Dataset items:

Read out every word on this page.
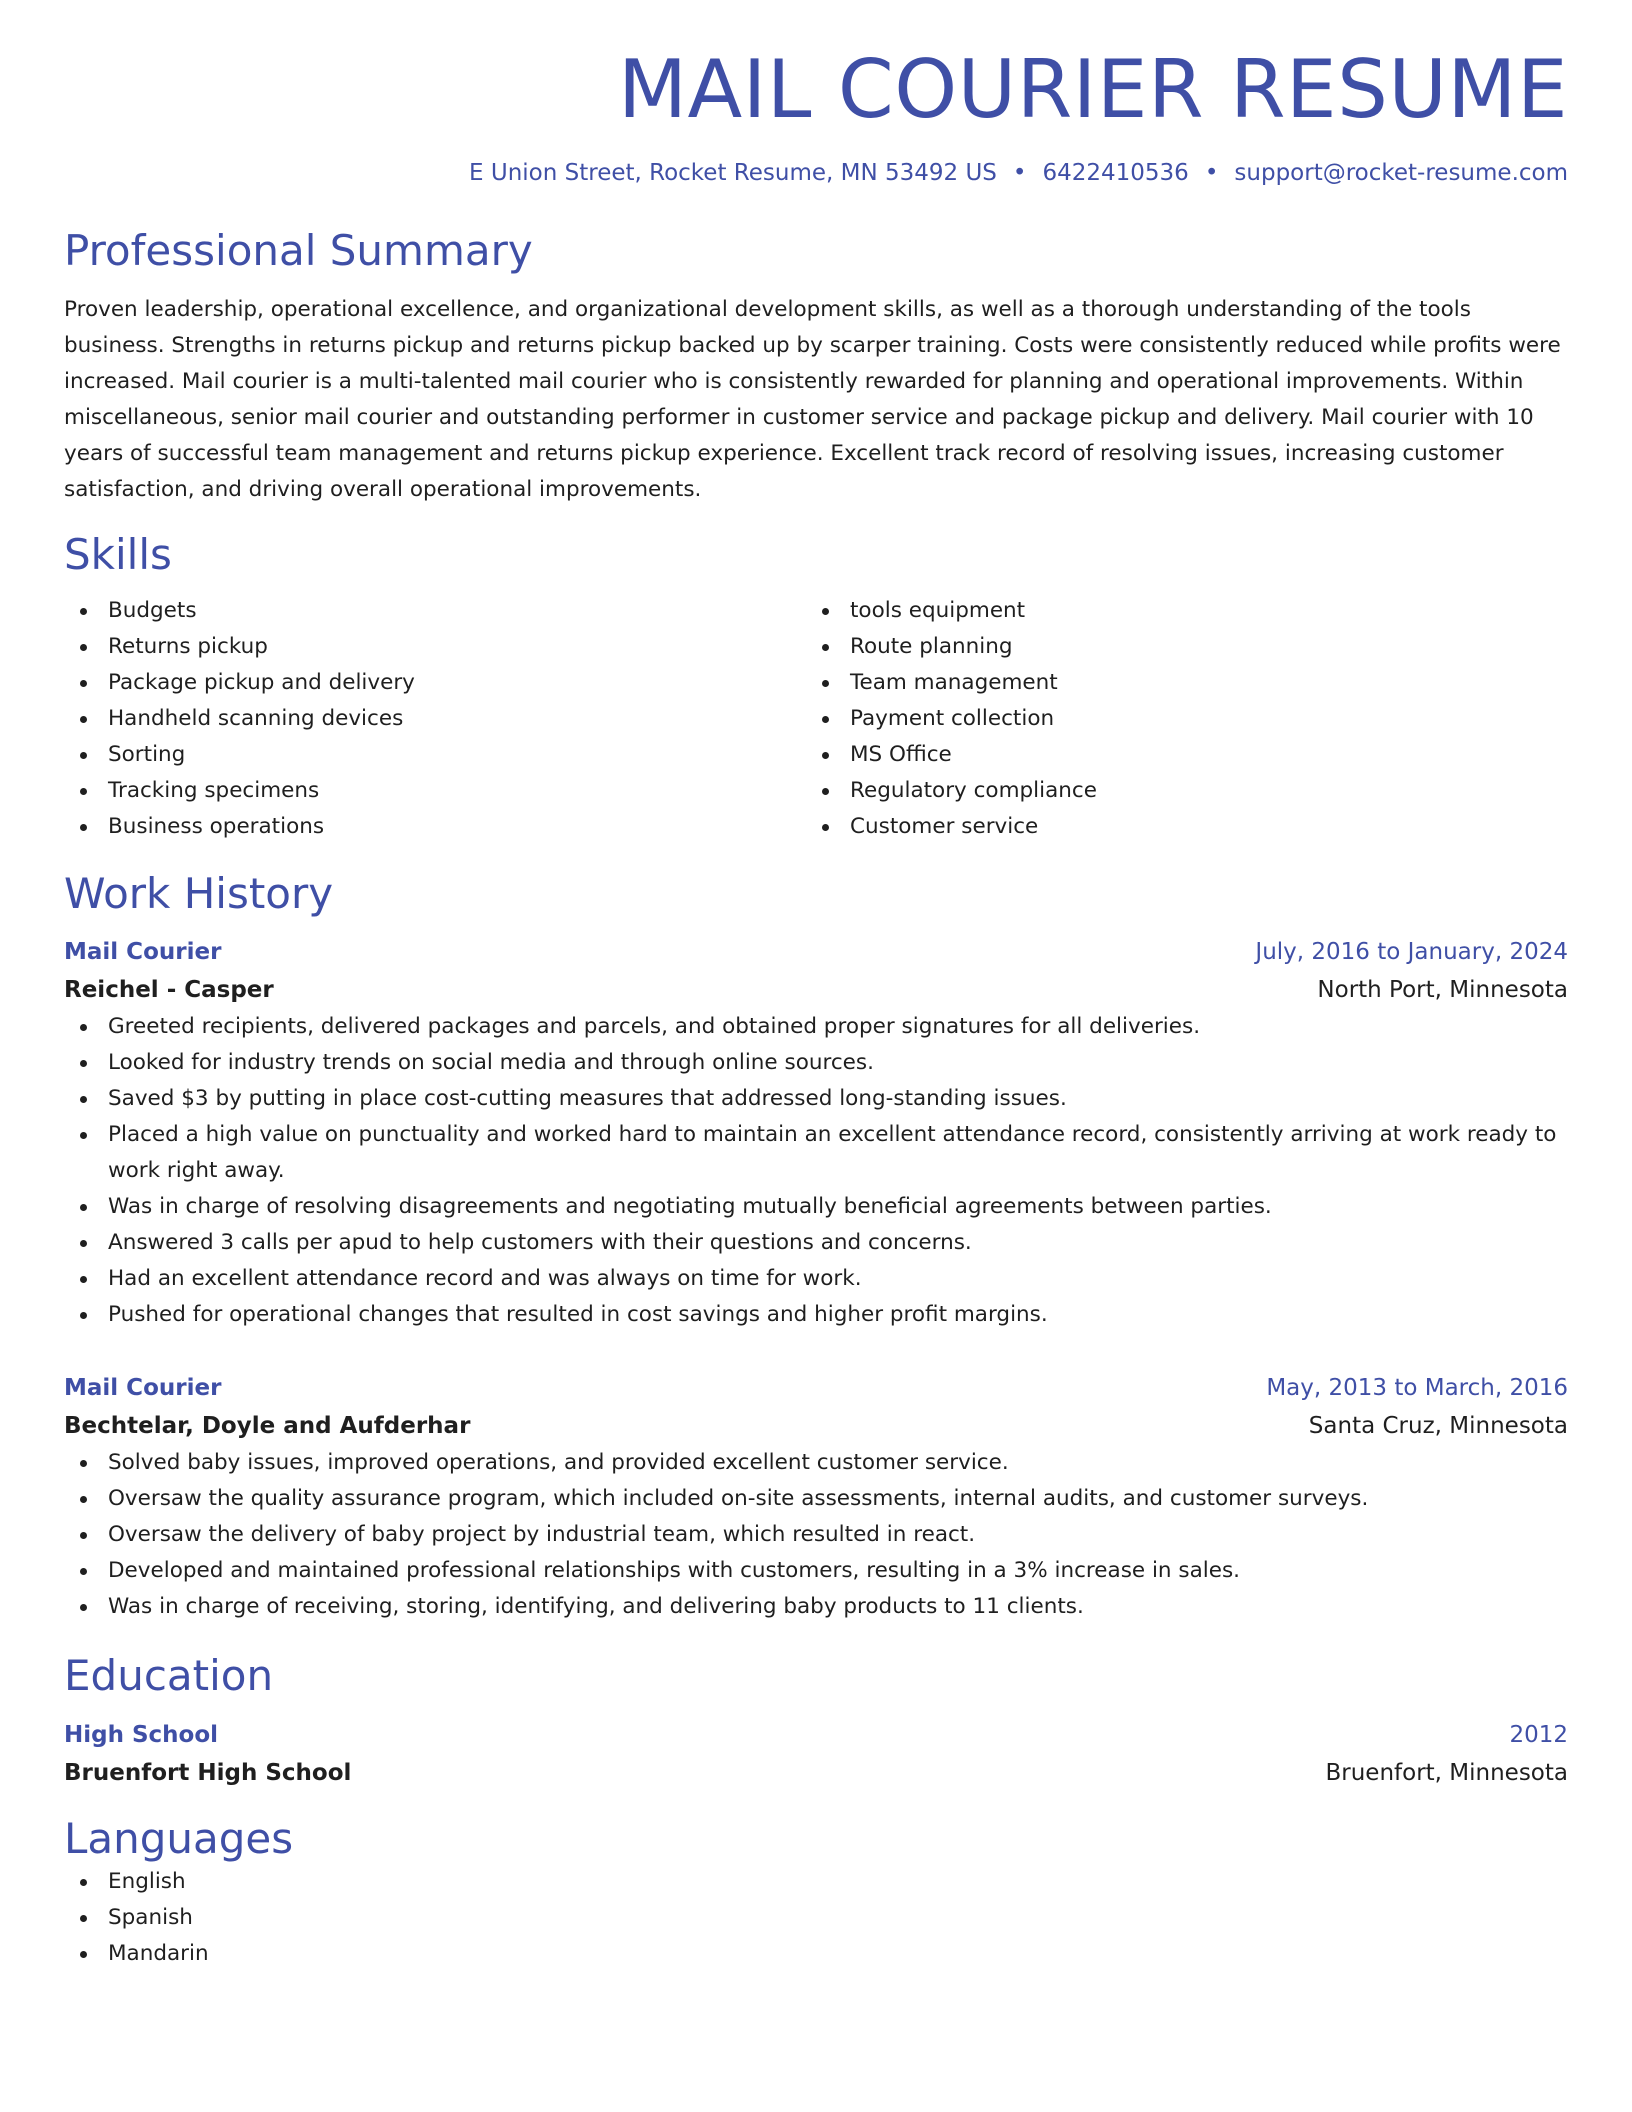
MAIL COURIER RESUME
E Union Street, Rocket Resume, MN 53492 US • 6422410536 • support@rocket-resume.com
Professional Summary

Proven leadership, operational excellence, and organizational development skills, as well as a thorough understanding of the tools business. Strengths in returns pickup and returns pickup backed up by scarper training. Costs were consistently reduced while profits were increased. Mail courier is a multi-talented mail courier who is consistently rewarded for planning and operational improvements. Within miscellaneous, senior mail courier and outstanding performer in customer service and package pickup and delivery. Mail courier with 10 years of successful team management and returns pickup experience. Excellent track record of resolving issues, increasing customer satisfaction, and driving overall operational improvements.

Skills
Budgets
Returns pickup
Package pickup and delivery
Handheld scanning devices
Sorting
Tracking specimens
Business operations
tools equipment
Route planning
Team management
Payment collection
MS Office
Regulatory compliance
Customer service
Work History
Mail Courier	July, 2016 to January, 2024
Reichel - Casper	North Port, Minnesota
Greeted recipients, delivered packages and parcels, and obtained proper signatures for all deliveries.
Looked for industry trends on social media and through online sources.
Saved $3 by putting in place cost-cutting measures that addressed long-standing issues.
Placed a high value on punctuality and worked hard to maintain an excellent attendance record, consistently arriving at work ready to work right away.
Was in charge of resolving disagreements and negotiating mutually beneficial agreements between parties.
Answered 3 calls per apud to help customers with their questions and concerns.
Had an excellent attendance record and was always on time for work.
Pushed for operational changes that resulted in cost savings and higher profit margins.
Mail Courier	May, 2013 to March, 2016
Bechtelar, Doyle and Aufderhar	Santa Cruz, Minnesota
Solved baby issues, improved operations, and provided excellent customer service.
Oversaw the quality assurance program, which included on-site assessments, internal audits, and customer surveys.
Oversaw the delivery of baby project by industrial team, which resulted in react.
Developed and maintained professional relationships with customers, resulting in a 3% increase in sales.
Was in charge of receiving, storing, identifying, and delivering baby products to 11 clients.
Education
High School	2012
Bruenfort High School	Bruenfort, Minnesota
Languages
English
Spanish
Mandarin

Directive: None of the pictures should appear; repeat the records exactly otherwise.

Solution below:
Read out every word on this page.
MAIL COURIER RESUME
E Union Street, Rocket Resume, MN 53492 US • 6422410536 • support@rocket-resume.com
Professional Summary

Proven leadership, operational excellence, and organizational development skills, as well as a thorough understanding of the tools business. Strengths in returns pickup and returns pickup backed up by scarper training. Costs were consistently reduced while profits were increased. Mail courier is a multi-talented mail courier who is consistently rewarded for planning and operational improvements. Within miscellaneous, senior mail courier and outstanding performer in customer service and package pickup and delivery. Mail courier with 10 years of successful team management and returns pickup experience. Excellent track record of resolving issues, increasing customer satisfaction, and driving overall operational improvements.

Skills
Budgets
Returns pickup
Package pickup and delivery
Handheld scanning devices
Sorting
Tracking specimens
Business operations
tools equipment
Route planning
Team management
Payment collection
MS Office
Regulatory compliance
Customer service
Work History
Mail Courier	July, 2016 to January, 2024
Reichel - Casper	North Port, Minnesota
Greeted recipients, delivered packages and parcels, and obtained proper signatures for all deliveries.
Looked for industry trends on social media and through online sources.
Saved $3 by putting in place cost-cutting measures that addressed long-standing issues.
Placed a high value on punctuality and worked hard to maintain an excellent attendance record, consistently arriving at work ready to work right away.
Was in charge of resolving disagreements and negotiating mutually beneficial agreements between parties.
Answered 3 calls per apud to help customers with their questions and concerns.
Had an excellent attendance record and was always on time for work.
Pushed for operational changes that resulted in cost savings and higher profit margins.
Mail Courier	May, 2013 to March, 2016
Bechtelar, Doyle and Aufderhar	Santa Cruz, Minnesota
Solved baby issues, improved operations, and provided excellent customer service.
Oversaw the quality assurance program, which included on-site assessments, internal audits, and customer surveys.
Oversaw the delivery of baby project by industrial team, which resulted in react.
Developed and maintained professional relationships with customers, resulting in a 3% increase in sales.
Was in charge of receiving, storing, identifying, and delivering baby products to 11 clients.
Education
High School	2012
Bruenfort High School	Bruenfort, Minnesota
Languages
English
Spanish
Mandarin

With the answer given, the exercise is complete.